Source records:
......

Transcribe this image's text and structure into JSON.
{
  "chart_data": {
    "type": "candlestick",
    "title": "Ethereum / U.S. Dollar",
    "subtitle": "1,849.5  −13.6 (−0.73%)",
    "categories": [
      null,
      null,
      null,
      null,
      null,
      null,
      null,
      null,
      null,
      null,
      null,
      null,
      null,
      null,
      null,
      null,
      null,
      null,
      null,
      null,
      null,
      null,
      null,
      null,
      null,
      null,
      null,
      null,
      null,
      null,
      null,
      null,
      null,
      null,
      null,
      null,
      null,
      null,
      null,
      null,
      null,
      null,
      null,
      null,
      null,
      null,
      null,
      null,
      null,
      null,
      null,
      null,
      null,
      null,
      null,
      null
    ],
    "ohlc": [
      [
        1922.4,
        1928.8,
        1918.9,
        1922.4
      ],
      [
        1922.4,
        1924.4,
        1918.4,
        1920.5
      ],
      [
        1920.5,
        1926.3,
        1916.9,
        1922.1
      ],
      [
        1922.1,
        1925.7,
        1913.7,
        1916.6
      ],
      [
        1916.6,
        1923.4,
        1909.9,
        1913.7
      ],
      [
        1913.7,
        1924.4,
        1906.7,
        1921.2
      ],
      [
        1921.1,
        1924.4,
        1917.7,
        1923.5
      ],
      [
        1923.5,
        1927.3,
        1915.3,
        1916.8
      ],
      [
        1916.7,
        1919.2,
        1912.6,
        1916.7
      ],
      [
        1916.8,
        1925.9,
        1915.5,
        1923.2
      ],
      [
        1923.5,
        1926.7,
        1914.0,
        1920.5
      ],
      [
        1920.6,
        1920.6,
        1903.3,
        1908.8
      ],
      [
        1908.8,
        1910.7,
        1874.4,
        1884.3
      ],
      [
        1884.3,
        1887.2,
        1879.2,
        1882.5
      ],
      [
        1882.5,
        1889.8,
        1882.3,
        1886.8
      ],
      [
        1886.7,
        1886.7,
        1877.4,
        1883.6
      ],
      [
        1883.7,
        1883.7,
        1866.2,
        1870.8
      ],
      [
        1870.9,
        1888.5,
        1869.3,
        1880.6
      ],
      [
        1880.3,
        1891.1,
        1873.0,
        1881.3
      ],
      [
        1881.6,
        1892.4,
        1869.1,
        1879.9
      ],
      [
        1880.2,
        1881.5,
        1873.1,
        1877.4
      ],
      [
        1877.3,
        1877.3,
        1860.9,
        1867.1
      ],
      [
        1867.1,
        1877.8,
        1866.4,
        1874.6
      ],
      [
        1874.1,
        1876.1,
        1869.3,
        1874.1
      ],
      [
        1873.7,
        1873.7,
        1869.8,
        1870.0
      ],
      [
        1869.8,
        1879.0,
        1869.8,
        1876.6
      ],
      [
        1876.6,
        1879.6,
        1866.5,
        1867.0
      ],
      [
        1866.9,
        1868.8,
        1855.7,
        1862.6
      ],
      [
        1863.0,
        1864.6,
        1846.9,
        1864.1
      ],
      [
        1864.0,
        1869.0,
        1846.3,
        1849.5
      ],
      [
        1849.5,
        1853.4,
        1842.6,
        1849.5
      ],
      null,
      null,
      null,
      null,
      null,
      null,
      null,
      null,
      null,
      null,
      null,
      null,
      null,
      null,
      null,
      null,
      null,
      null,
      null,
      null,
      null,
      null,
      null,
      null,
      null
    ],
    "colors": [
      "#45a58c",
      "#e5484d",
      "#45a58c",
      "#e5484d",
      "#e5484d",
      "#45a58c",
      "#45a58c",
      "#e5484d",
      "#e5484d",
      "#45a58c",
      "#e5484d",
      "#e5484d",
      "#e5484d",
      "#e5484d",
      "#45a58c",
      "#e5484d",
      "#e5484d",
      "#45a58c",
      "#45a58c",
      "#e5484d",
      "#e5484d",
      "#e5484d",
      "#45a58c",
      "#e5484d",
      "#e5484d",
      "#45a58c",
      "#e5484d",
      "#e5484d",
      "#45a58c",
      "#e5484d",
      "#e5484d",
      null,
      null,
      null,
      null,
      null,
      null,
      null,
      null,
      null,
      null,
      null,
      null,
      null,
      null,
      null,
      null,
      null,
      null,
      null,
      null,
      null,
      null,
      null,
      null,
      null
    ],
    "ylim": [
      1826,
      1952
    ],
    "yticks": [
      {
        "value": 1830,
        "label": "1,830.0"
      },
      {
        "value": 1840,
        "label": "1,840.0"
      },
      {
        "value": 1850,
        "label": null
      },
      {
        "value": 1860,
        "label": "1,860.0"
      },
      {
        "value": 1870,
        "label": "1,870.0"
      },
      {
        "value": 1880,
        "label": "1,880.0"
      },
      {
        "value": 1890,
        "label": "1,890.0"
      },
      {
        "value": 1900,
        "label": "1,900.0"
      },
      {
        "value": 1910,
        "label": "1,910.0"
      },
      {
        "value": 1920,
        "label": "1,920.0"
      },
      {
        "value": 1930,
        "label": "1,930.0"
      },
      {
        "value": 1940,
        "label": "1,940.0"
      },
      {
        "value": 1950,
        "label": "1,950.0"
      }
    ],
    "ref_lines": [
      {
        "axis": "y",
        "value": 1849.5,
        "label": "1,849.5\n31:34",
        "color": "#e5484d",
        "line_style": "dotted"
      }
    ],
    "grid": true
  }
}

......

Stated task:
Your task is to repeat the data exactly, with nothing left out.

Exercise solution:
Transcribe this image's text and structure into JSON.
{
  "chart_data": {
    "type": "candlestick",
    "title": "Ethereum / U.S. Dollar",
    "subtitle": "1,849.5  −13.6 (−0.73%)",
    "categories": [
      null,
      null,
      null,
      null,
      null,
      null,
      null,
      null,
      null,
      null,
      null,
      null,
      null,
      null,
      null,
      null,
      null,
      null,
      null,
      null,
      null,
      null,
      null,
      null,
      null,
      null,
      null,
      null,
      null,
      null,
      null,
      null,
      null,
      null,
      null,
      null,
      null,
      null,
      null,
      null,
      null,
      null,
      null,
      null,
      null,
      null,
      null,
      null,
      null,
      null,
      null,
      null,
      null,
      null,
      null,
      null
    ],
    "ohlc": [
      [
        1922.4,
        1928.8,
        1918.9,
        1922.4
      ],
      [
        1922.4,
        1924.4,
        1918.4,
        1920.5
      ],
      [
        1920.5,
        1926.3,
        1916.9,
        1922.1
      ],
      [
        1922.1,
        1925.7,
        1913.7,
        1916.6
      ],
      [
        1916.6,
        1923.4,
        1909.9,
        1913.7
      ],
      [
        1913.7,
        1924.4,
        1906.7,
        1921.2
      ],
      [
        1921.1,
        1924.4,
        1917.7,
        1923.5
      ],
      [
        1923.5,
        1927.3,
        1915.3,
        1916.8
      ],
      [
        1916.7,
        1919.2,
        1912.6,
        1916.7
      ],
      [
        1916.8,
        1925.9,
        1915.5,
        1923.2
      ],
      [
        1923.5,
        1926.7,
        1914.0,
        1920.5
      ],
      [
        1920.6,
        1920.6,
        1903.3,
        1908.8
      ],
      [
        1908.8,
        1910.7,
        1874.4,
        1884.3
      ],
      [
        1884.3,
        1887.2,
        1879.2,
        1882.5
      ],
      [
        1882.5,
        1889.8,
        1882.3,
        1886.8
      ],
      [
        1886.7,
        1886.7,
        1877.4,
        1883.6
      ],
      [
        1883.7,
        1883.7,
        1866.2,
        1870.8
      ],
      [
        1870.9,
        1888.5,
        1869.3,
        1880.6
      ],
      [
        1880.3,
        1891.1,
        1873.0,
        1881.3
      ],
      [
        1881.6,
        1892.4,
        1869.1,
        1879.9
      ],
      [
        1880.2,
        1881.5,
        1873.1,
        1877.4
      ],
      [
        1877.3,
        1877.3,
        1860.9,
        1867.1
      ],
      [
        1867.1,
        1877.8,
        1866.4,
        1874.6
      ],
      [
        1874.1,
        1876.1,
        1869.3,
        1874.1
      ],
      [
        1873.7,
        1873.7,
        1869.8,
        1870.0
      ],
      [
        1869.8,
        1879.0,
        1869.8,
        1876.6
      ],
      [
        1876.6,
        1879.6,
        1866.5,
        1867.0
      ],
      [
        1866.9,
        1868.8,
        1855.7,
        1862.6
      ],
      [
        1863.0,
        1864.6,
        1846.9,
        1864.1
      ],
      [
        1864.0,
        1869.0,
        1846.3,
        1849.5
      ],
      [
        1849.5,
        1853.4,
        1842.6,
        1849.5
      ],
      null,
      null,
      null,
      null,
      null,
      null,
      null,
      null,
      null,
      null,
      null,
      null,
      null,
      null,
      null,
      null,
      null,
      null,
      null,
      null,
      null,
      null,
      null,
      null,
      null
    ],
    "colors": [
      "#45a58c",
      "#e5484d",
      "#45a58c",
      "#e5484d",
      "#e5484d",
      "#45a58c",
      "#45a58c",
      "#e5484d",
      "#e5484d",
      "#45a58c",
      "#e5484d",
      "#e5484d",
      "#e5484d",
      "#e5484d",
      "#45a58c",
      "#e5484d",
      "#e5484d",
      "#45a58c",
      "#45a58c",
      "#e5484d",
      "#e5484d",
      "#e5484d",
      "#45a58c",
      "#e5484d",
      "#e5484d",
      "#45a58c",
      "#e5484d",
      "#e5484d",
      "#45a58c",
      "#e5484d",
      "#e5484d",
      null,
      null,
      null,
      null,
      null,
      null,
      null,
      null,
      null,
      null,
      null,
      null,
      null,
      null,
      null,
      null,
      null,
      null,
      null,
      null,
      null,
      null,
      null,
      null,
      null
    ],
    "ylim": [
      1826,
      1952
    ],
    "yticks": [
      {
        "value": 1830,
        "label": "1,830.0"
      },
      {
        "value": 1840,
        "label": "1,840.0"
      },
      {
        "value": 1850,
        "label": null
      },
      {
        "value": 1860,
        "label": "1,860.0"
      },
      {
        "value": 1870,
        "label": "1,870.0"
      },
      {
        "value": 1880,
        "label": "1,880.0"
      },
      {
        "value": 1890,
        "label": "1,890.0"
      },
      {
        "value": 1900,
        "label": "1,900.0"
      },
      {
        "value": 1910,
        "label": "1,910.0"
      },
      {
        "value": 1920,
        "label": "1,920.0"
      },
      {
        "value": 1930,
        "label": "1,930.0"
      },
      {
        "value": 1940,
        "label": "1,940.0"
      },
      {
        "value": 1950,
        "label": "1,950.0"
      }
    ],
    "ref_lines": [
      {
        "axis": "y",
        "value": 1849.5,
        "label": "1,849.5\n31:34",
        "color": "#e5484d",
        "line_style": "dotted"
      }
    ],
    "grid": true
  }
}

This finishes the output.